═════ TASK INPUT ═════

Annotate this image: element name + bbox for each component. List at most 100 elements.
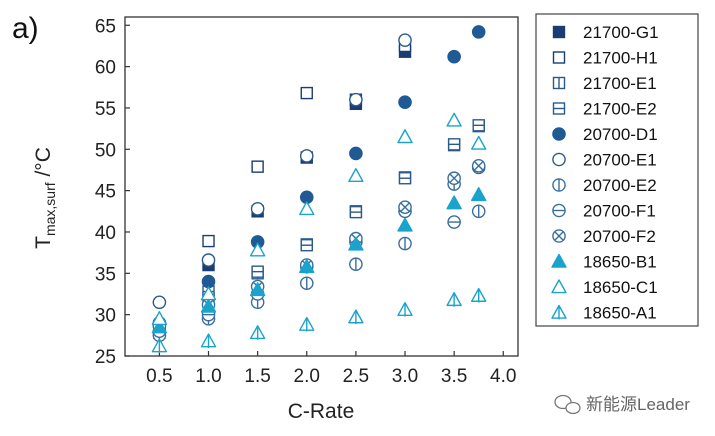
data-point (299, 149, 314, 163)
y-tick-label: 40 (95, 223, 116, 244)
x-tick-label: 3.0 (392, 366, 418, 387)
data-point (249, 282, 266, 297)
data-point (471, 204, 486, 219)
legend-marker (552, 76, 566, 90)
data-point (300, 239, 313, 252)
data-point (471, 25, 486, 39)
data-point (299, 316, 315, 332)
data-point (348, 236, 364, 251)
data-point (349, 146, 363, 161)
data-point (300, 86, 313, 100)
data-point (152, 295, 167, 310)
legend-label: 20700-F1 (583, 202, 656, 221)
legend-box (535, 13, 699, 327)
data-point (471, 135, 487, 150)
y-axis-title-unit: /°C (32, 147, 55, 182)
legend-marker (551, 253, 567, 268)
data-point (151, 311, 168, 326)
legend: 21700-G1 21700-H1 21700-E1 21700-E2 20700-D1… (551, 23, 659, 323)
legend-label: 18650-A1 (583, 304, 657, 323)
y-tick-label: 25 (95, 347, 116, 368)
x-axis-title: C-Rate (288, 400, 355, 423)
data-point (447, 49, 461, 64)
data-point (398, 236, 412, 251)
y-axis-title-main: T (32, 236, 55, 249)
legend-marker (552, 229, 566, 243)
data-point (349, 205, 363, 219)
legend-label: 18650-B1 (583, 253, 657, 272)
data-point (398, 33, 412, 47)
x-tick-label: 3.5 (441, 366, 467, 387)
data-point (471, 187, 487, 202)
y-axis-title: Tmax,surf /°C (32, 147, 58, 249)
data-point (397, 217, 413, 232)
panel-label: a) (12, 12, 39, 45)
data-point (447, 138, 461, 151)
watermark: 新能源Leader (554, 394, 690, 415)
data-point (151, 319, 168, 334)
legend-label: 21700-G1 (583, 23, 659, 42)
x-tick-label: 0.5 (146, 366, 172, 387)
legend-label: 21700-H1 (583, 49, 658, 68)
data-point (249, 242, 266, 257)
y-tick-label: 35 (95, 264, 116, 285)
y-tick-label: 45 (95, 182, 116, 203)
data-point (251, 265, 264, 278)
plot-area-frame (124, 16, 519, 357)
legend-label: 21700-E1 (583, 74, 657, 93)
x-tick-label: 1.5 (244, 366, 270, 387)
data-point (446, 112, 462, 127)
y-tick-label: 30 (95, 306, 116, 327)
legend-marker (552, 51, 566, 64)
legend-label: 20700-E2 (583, 176, 657, 195)
data-point (349, 92, 363, 107)
legend-marker (552, 152, 566, 167)
data-point (200, 333, 217, 349)
data-point (349, 257, 363, 272)
data-point (446, 292, 462, 307)
y-tick-label: 55 (95, 99, 116, 120)
data-point (397, 129, 413, 144)
data-point (471, 287, 487, 303)
data-point (202, 234, 215, 248)
data-point (447, 215, 461, 229)
legend-marker (552, 203, 566, 218)
data-point (348, 168, 364, 183)
data-point (398, 172, 412, 185)
legend-marker (552, 25, 566, 39)
x-tick-label: 4.0 (490, 366, 516, 387)
data-point (471, 159, 486, 173)
data-point (299, 276, 314, 291)
x-tick-label: 2.5 (343, 366, 369, 387)
data-point (251, 160, 264, 173)
data-point (250, 202, 265, 216)
data-point (151, 338, 168, 353)
legend-marker (552, 127, 566, 141)
y-tick-label: 65 (95, 16, 116, 37)
data-point (299, 201, 315, 216)
data-point (446, 195, 462, 210)
data-point (299, 259, 315, 274)
data-point (201, 253, 216, 267)
y-tick-label: 60 (95, 58, 116, 79)
y-tick-label: 50 (95, 140, 116, 161)
legend-marker (552, 102, 566, 115)
data-point (200, 286, 217, 301)
x-tick-label: 1.0 (195, 366, 221, 387)
data-point (398, 95, 412, 109)
watermark-text: 新能源Leader (586, 395, 690, 414)
data-marks (151, 25, 487, 353)
data-point (472, 119, 485, 132)
data-point (397, 301, 413, 317)
data-point (348, 309, 364, 325)
data-point (201, 274, 216, 289)
data-point (447, 171, 461, 186)
x-tick-label: 2.0 (294, 366, 320, 387)
legend-marker (551, 304, 567, 320)
legend-label: 18650-C1 (583, 278, 658, 297)
data-point (200, 298, 217, 313)
data-point (398, 200, 412, 214)
legend-label: 20700-F2 (583, 227, 656, 246)
data-point (249, 325, 266, 340)
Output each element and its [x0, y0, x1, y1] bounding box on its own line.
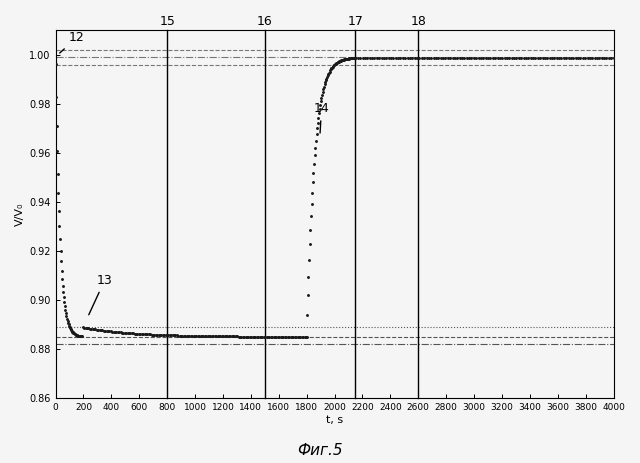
Text: 15: 15 — [159, 15, 175, 28]
Text: 16: 16 — [257, 15, 273, 28]
Text: 12: 12 — [60, 31, 84, 53]
Text: 13: 13 — [89, 274, 113, 315]
Text: 14: 14 — [314, 102, 330, 133]
X-axis label: t, s: t, s — [326, 415, 343, 425]
Y-axis label: V/V₀: V/V₀ — [15, 202, 25, 226]
Text: 18: 18 — [410, 15, 426, 28]
Text: 17: 17 — [348, 15, 364, 28]
Text: Фиг.5: Фиг.5 — [297, 444, 343, 458]
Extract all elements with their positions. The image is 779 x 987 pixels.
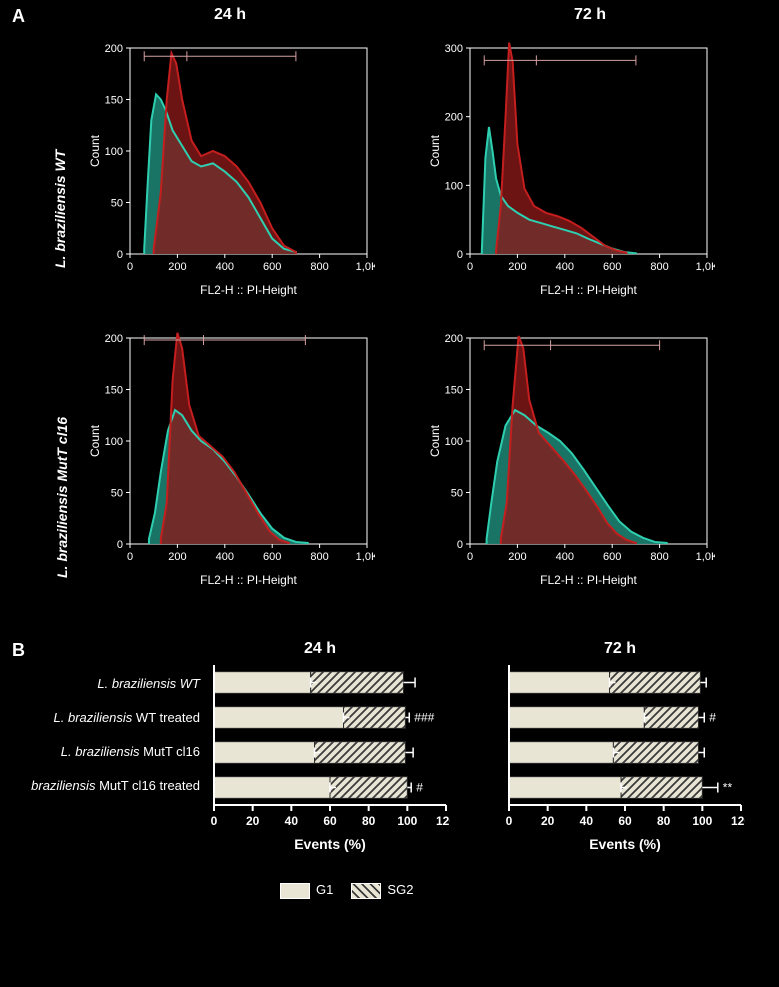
- svg-text:0: 0: [117, 249, 123, 261]
- svg-text:400: 400: [216, 551, 234, 563]
- bar-label-2: L. braziliensis MutT cl16: [0, 744, 200, 759]
- svg-text:0: 0: [211, 814, 218, 828]
- svg-text:50: 50: [451, 488, 463, 500]
- col-title-24h-b: 24 h: [260, 640, 380, 658]
- svg-text:200: 200: [105, 333, 123, 345]
- barchart-72h: # ** 0 20 40 60 80 100 120 Events (%): [505, 665, 745, 855]
- svg-text:0: 0: [506, 814, 513, 828]
- svg-text:100: 100: [445, 436, 463, 448]
- barchart-24h: ####020406080100120Events (%): [210, 665, 450, 855]
- svg-text:200: 200: [508, 261, 526, 273]
- svg-text:600: 600: [603, 261, 621, 273]
- svg-text:800: 800: [310, 551, 328, 563]
- bar-label-1: L. braziliensis WT treated: [0, 710, 200, 725]
- svg-text:FL2-H :: PI-Height: FL2-H :: PI-Height: [200, 283, 297, 297]
- svg-text:###: ###: [414, 711, 434, 725]
- svg-text:200: 200: [105, 43, 123, 55]
- svg-text:200: 200: [445, 112, 463, 124]
- svg-text:#: #: [709, 711, 716, 725]
- svg-text:200: 200: [168, 261, 186, 273]
- svg-text:1,0K: 1,0K: [696, 261, 715, 273]
- legend-label-g1: G1: [316, 882, 333, 897]
- panel-b-label: B: [12, 640, 25, 661]
- svg-text:0: 0: [127, 261, 133, 273]
- svg-text:0: 0: [457, 539, 463, 551]
- svg-text:0: 0: [457, 249, 463, 261]
- svg-text:20: 20: [246, 814, 260, 828]
- svg-text:Count: Count: [88, 424, 102, 457]
- col-title-72h-a: 72 h: [530, 6, 650, 24]
- svg-text:100: 100: [105, 146, 123, 158]
- svg-text:**: **: [723, 781, 733, 795]
- bar-label-0: L. braziliensis WT: [0, 676, 200, 691]
- svg-text:FL2-H :: PI-Height: FL2-H :: PI-Height: [540, 573, 637, 587]
- svg-text:1,0K: 1,0K: [356, 261, 375, 273]
- svg-text:40: 40: [285, 814, 299, 828]
- svg-text:FL2-H :: PI-Height: FL2-H :: PI-Height: [540, 283, 637, 297]
- legend-swatch-g1: [280, 883, 310, 899]
- svg-text:200: 200: [168, 551, 186, 563]
- svg-text:0: 0: [467, 551, 473, 563]
- svg-text:20: 20: [541, 814, 555, 828]
- svg-text:FL2-H :: PI-Height: FL2-H :: PI-Height: [200, 573, 297, 587]
- svg-text:0: 0: [117, 539, 123, 551]
- legend: G1 SG2: [280, 882, 413, 899]
- svg-text:150: 150: [105, 385, 123, 397]
- svg-text:80: 80: [362, 814, 376, 828]
- svg-text:Events (%): Events (%): [589, 836, 661, 852]
- svg-text:0: 0: [467, 261, 473, 273]
- svg-text:0: 0: [127, 551, 133, 563]
- svg-text:120: 120: [731, 814, 745, 828]
- svg-text:800: 800: [310, 261, 328, 273]
- legend-swatch-sg2: [351, 883, 381, 899]
- svg-text:600: 600: [263, 261, 281, 273]
- svg-text:Count: Count: [428, 424, 442, 457]
- svg-text:400: 400: [556, 551, 574, 563]
- legend-label-sg2: SG2: [387, 882, 413, 897]
- svg-text:400: 400: [216, 261, 234, 273]
- bar-label-3: braziliensis MutT cl16 treated: [0, 778, 200, 793]
- histogram-mutt-72h: 05010015020002004006008001,0KFL2-H :: PI…: [425, 320, 715, 590]
- svg-text:300: 300: [445, 43, 463, 55]
- svg-text:1,0K: 1,0K: [356, 551, 375, 563]
- svg-text:800: 800: [650, 551, 668, 563]
- svg-text:Events (%): Events (%): [294, 836, 366, 852]
- histogram-wt-24h: 05010015020002004006008001,0KFL2-H :: PI…: [85, 30, 375, 300]
- svg-text:200: 200: [508, 551, 526, 563]
- histogram-wt-72h: 010020030002004006008001,0KFL2-H :: PI-H…: [425, 30, 715, 300]
- svg-text:100: 100: [445, 180, 463, 192]
- svg-text:50: 50: [111, 198, 123, 210]
- panel-a-label: A: [12, 6, 25, 27]
- svg-text:1,0K: 1,0K: [696, 551, 715, 563]
- svg-text:Count: Count: [428, 134, 442, 167]
- svg-text:Count: Count: [88, 134, 102, 167]
- svg-text:100: 100: [105, 436, 123, 448]
- svg-text:600: 600: [603, 551, 621, 563]
- col-title-72h-b: 72 h: [560, 640, 680, 658]
- histogram-mutt-24h: 05010015020002004006008001,0KFL2-H :: PI…: [85, 320, 375, 590]
- svg-text:200: 200: [445, 333, 463, 345]
- figure-root: A 24 h 72 h L. braziliensis WT L. brazil…: [0, 0, 779, 987]
- svg-text:50: 50: [111, 488, 123, 500]
- svg-text:40: 40: [580, 814, 594, 828]
- svg-text:80: 80: [657, 814, 671, 828]
- svg-text:60: 60: [323, 814, 337, 828]
- svg-text:150: 150: [105, 95, 123, 107]
- svg-text:150: 150: [445, 385, 463, 397]
- svg-text:#: #: [416, 781, 423, 795]
- svg-text:600: 600: [263, 551, 281, 563]
- svg-text:400: 400: [556, 261, 574, 273]
- svg-text:800: 800: [650, 261, 668, 273]
- col-title-24h-a: 24 h: [170, 6, 290, 24]
- svg-text:120: 120: [436, 814, 450, 828]
- svg-text:100: 100: [692, 814, 712, 828]
- row-label-wt: L. braziliensis WT: [52, 68, 68, 268]
- row-label-mutt: L. braziliensis MutT cl16: [54, 338, 70, 578]
- svg-text:100: 100: [397, 814, 417, 828]
- svg-text:60: 60: [618, 814, 632, 828]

═════

_THE EXERCISE:_ Copy out, word for word, the lines from the one holding "Text: 15: 15 — [159, 15, 175, 28]" through the one holding "Extract all elements", both included.

_FULL ANSWER:_
Text: 15: 15 — [159, 15, 175, 28]
Text: 16: 16 — [257, 15, 273, 28]
Text: 12: 12 — [60, 31, 84, 53]
Text: 13: 13 — [89, 274, 113, 315]
Text: 14: 14 — [314, 102, 330, 133]
X-axis label: t, s: t, s — [326, 415, 343, 425]
Y-axis label: V/V₀: V/V₀ — [15, 202, 25, 226]
Text: 18: 18 — [410, 15, 426, 28]
Text: 17: 17 — [348, 15, 364, 28]
Text: Фиг.5: Фиг.5 — [297, 444, 343, 458]
Extract all elements with their positions. The image is 779 x 987 pixels.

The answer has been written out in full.